--- EXCERPT TO READ Enclosed Below ---

In the current climate, it can pay to have a niche skill-set and it’s certainly important to work in an area where strong growth is still expected. One such area is the insurance solutions divisions of both investment banks and asset managers.
Insurance and reinsurance firms are, of course, subject to a variety of risks, and it’s the job of the insurance solutions teams of banks and asset managers to provide ways to hedge against this. Banks are recruiting for both sales and structuring roles in these divisions, to advise insurance firms on creating structured products such as catastrophe bonds and reinsurance sidecars.
Last week, boutique investment bank StormHarbour revealed that it has hired Christian Dinesen from Bank of America/Merrill Lynch as head of insurance solutions. He said that insurers “stand in front of truly historical and transformational challenges and opportunities, driven by changes in regulation and capital markets dynamics.”
BlackRock is hiring
BlackRock is also hiring for its insurance team, as is Aon Benfield, the specialist investment banking arm of insurance consultant Aon.
Its CEO, Paul Schultz, tells us that there’s huge potential for growth in this area, particularly for investment banks working on risk transfer capacity products: “There’s significant growth in new capital being attracted to this space and this is creating opportunities for job creation both within the investment banks and investors.”
So, what does it take to secure a position in this area? Schultz says that they’re not just looking for “banking types” and that the analytical skill-sets required for the role can often be found in other areas of insurance. It’s not uncommon for banks to hire actuaries, people with catastrophe modeling backgrounds or even accountants or lawyers with a deep understanding of regulatory issues, he says.

--- End of Enclosed EXCERPT TO READ ---
--- MATERIAL PROVIDED Enclosed Below ---

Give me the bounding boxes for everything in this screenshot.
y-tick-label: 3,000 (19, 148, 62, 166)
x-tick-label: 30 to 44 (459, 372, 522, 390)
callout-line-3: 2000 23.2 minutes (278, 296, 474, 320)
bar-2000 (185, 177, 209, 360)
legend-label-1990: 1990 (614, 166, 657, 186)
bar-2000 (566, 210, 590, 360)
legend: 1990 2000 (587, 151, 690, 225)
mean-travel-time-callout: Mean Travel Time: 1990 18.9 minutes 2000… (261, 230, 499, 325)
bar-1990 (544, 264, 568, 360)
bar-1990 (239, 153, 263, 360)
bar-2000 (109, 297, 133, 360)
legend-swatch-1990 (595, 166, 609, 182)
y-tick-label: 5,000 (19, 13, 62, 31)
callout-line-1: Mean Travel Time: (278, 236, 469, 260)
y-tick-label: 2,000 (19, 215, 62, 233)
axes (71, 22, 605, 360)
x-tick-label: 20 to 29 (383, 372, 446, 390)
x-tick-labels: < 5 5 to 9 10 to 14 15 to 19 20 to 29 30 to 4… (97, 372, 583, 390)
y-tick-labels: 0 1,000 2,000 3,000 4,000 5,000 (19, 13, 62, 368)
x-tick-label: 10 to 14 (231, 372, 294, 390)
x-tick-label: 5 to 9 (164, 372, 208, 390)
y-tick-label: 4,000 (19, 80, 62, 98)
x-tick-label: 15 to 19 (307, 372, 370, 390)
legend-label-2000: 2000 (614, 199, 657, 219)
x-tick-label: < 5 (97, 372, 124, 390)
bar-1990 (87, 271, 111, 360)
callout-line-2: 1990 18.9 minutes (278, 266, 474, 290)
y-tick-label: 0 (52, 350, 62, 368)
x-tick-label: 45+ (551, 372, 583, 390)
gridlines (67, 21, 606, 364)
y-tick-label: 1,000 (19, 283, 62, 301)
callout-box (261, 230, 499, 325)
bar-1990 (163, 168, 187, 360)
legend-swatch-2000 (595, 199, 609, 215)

--- End of Enclosed MATERIAL PROVIDED ---

§ ACTIVITY 1
According to the article on insurance solutions hiring, whom did StormHarbour hire as head of insurance solutions, and from which bank?
§ ACTIVITY 2
Please continue the article on insurance solutions hiring, picking up after its final sentence.

§ WRITTEN RESPONSE 1
Christian Dinesen, from Bank of America/Merrill Lynch.

§ WRITTEN RESPONSE 2
You need client skills
One thing everyone with aspirations to work in this area needs is client skills – Schultz points to the “entrepreneurial” environment and the importance of communication skills. In other words, you’ll need to be able to effectively pitch your company’s services to clients.
He adds that people are often transferred internally – Aon employs over 60,000 people globally, after all – and this is a relatively common tactic within other investment banks, suggests Matt Bullock, associate director and insurance sector specialist at recruiters Goodman Masson.
Clients are demanding
“Clients are being very demanding with whom they take on for their pensions and insurance solutions teams,” he says. “After months of interviewing potential candidates, one investment banking client decided that the quality of people wasn’t strong enough and transferred internally. This happens fairly often.”
A caveat to all this is that these teams are still relatively small – around 10 people in a large investment bank – and the pay is no better than other areas of investment banking. Bullock says that associates can expect around $116,000 and VPs $124,000 to $186,000.